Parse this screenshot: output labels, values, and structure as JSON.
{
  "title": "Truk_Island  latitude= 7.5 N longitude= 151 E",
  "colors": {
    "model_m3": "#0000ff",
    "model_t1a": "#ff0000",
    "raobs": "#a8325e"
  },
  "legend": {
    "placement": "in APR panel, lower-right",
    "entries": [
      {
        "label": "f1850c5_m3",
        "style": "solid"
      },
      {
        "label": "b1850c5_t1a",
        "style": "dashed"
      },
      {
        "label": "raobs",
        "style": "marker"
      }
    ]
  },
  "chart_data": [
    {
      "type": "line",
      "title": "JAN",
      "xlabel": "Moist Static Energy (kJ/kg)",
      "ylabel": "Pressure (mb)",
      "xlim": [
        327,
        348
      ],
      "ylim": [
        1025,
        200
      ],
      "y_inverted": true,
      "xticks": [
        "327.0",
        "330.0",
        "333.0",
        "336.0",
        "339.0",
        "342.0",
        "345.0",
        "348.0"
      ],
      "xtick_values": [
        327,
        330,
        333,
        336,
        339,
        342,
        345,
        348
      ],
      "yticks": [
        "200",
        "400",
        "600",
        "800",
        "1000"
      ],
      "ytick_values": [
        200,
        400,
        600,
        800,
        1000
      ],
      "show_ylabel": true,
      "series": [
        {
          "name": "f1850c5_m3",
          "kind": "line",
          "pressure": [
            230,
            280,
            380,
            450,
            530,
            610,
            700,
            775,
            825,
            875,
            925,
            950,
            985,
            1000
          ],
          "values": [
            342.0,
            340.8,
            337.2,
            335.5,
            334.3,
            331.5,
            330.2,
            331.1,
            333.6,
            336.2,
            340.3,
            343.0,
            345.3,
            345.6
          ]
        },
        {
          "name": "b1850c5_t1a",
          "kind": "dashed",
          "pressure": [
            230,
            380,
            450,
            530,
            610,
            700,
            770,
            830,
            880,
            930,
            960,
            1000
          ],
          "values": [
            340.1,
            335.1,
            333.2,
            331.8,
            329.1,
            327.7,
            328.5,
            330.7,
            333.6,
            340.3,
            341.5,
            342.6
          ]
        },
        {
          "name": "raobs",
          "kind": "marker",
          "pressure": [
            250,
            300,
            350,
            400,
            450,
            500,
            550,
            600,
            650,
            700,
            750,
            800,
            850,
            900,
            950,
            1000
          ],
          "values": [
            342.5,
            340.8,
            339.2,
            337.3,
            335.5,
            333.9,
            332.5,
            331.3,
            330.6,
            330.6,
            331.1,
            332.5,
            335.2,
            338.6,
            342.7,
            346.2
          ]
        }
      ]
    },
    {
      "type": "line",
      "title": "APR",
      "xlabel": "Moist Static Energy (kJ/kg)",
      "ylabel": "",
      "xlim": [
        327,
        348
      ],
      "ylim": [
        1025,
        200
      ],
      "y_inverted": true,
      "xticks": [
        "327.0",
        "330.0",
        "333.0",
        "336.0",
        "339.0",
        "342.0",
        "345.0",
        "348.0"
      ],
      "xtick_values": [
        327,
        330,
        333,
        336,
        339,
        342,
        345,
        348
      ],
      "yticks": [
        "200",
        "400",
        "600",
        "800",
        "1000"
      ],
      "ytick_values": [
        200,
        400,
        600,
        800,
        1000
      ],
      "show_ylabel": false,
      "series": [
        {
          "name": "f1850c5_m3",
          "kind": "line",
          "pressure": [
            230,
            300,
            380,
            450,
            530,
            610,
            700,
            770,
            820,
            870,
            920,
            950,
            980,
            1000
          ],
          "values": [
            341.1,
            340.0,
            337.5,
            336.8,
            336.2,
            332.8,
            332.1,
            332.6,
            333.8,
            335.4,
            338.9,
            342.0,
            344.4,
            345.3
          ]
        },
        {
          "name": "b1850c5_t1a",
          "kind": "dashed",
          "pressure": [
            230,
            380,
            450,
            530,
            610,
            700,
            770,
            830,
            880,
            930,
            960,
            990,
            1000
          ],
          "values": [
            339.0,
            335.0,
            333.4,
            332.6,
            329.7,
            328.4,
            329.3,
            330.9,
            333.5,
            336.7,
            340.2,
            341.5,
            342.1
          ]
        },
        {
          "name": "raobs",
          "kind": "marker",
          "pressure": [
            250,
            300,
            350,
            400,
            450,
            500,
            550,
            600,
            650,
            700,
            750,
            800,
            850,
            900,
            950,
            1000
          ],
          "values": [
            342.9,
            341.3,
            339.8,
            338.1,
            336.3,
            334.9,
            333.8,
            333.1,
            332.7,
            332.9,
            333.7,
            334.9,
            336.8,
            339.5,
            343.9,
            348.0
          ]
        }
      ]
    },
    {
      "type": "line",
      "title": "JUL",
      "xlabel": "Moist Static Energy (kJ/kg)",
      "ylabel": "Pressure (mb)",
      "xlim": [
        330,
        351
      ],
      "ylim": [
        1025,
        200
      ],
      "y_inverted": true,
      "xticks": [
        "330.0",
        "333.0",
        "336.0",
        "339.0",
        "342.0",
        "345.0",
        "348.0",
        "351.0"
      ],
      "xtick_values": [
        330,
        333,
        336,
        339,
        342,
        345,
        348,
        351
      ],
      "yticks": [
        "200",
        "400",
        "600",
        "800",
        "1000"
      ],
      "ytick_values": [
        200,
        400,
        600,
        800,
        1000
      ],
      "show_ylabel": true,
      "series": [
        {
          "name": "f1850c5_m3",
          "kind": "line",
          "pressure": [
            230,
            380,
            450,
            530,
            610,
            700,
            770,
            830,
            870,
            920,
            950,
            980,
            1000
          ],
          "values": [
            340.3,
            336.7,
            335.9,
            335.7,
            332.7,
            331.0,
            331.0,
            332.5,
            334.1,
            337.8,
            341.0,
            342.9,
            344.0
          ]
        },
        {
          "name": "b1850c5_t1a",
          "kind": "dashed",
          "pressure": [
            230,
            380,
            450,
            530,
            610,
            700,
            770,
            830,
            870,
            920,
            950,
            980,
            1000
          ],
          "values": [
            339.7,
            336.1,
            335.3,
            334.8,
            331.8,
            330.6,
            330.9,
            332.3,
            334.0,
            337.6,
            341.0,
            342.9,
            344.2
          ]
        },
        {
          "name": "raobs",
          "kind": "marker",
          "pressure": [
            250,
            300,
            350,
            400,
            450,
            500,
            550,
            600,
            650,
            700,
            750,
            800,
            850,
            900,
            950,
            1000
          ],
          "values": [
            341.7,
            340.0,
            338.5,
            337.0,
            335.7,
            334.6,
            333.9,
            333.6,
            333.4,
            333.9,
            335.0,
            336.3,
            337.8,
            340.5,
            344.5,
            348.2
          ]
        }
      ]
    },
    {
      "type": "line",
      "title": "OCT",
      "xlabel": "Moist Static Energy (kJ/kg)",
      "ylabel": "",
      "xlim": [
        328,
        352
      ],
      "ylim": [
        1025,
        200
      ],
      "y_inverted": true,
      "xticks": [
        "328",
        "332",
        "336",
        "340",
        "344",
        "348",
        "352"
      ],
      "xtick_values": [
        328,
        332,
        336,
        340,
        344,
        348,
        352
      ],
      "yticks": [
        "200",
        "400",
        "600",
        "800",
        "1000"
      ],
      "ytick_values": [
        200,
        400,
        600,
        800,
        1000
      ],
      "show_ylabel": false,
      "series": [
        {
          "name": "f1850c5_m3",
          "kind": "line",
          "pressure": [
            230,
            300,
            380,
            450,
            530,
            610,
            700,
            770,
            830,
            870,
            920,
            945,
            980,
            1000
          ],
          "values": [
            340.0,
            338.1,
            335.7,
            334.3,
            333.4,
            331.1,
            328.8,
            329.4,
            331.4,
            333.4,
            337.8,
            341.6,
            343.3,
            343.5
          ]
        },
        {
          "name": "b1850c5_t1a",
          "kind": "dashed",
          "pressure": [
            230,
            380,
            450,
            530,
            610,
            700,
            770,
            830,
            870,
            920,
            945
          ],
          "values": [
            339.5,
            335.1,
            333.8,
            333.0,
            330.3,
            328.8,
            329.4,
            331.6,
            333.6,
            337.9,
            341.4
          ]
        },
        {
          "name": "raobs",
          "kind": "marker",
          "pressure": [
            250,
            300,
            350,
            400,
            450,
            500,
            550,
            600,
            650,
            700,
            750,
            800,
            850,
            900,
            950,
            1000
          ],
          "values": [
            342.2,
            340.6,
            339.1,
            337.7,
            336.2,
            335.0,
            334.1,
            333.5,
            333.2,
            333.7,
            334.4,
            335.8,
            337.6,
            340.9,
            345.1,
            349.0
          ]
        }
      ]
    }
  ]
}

----------------

* _GIVEN EXERCISE_: Your answer should be a single number: the count of lines that contain "title".

* _REPLY TO THE EXERCISE_: 5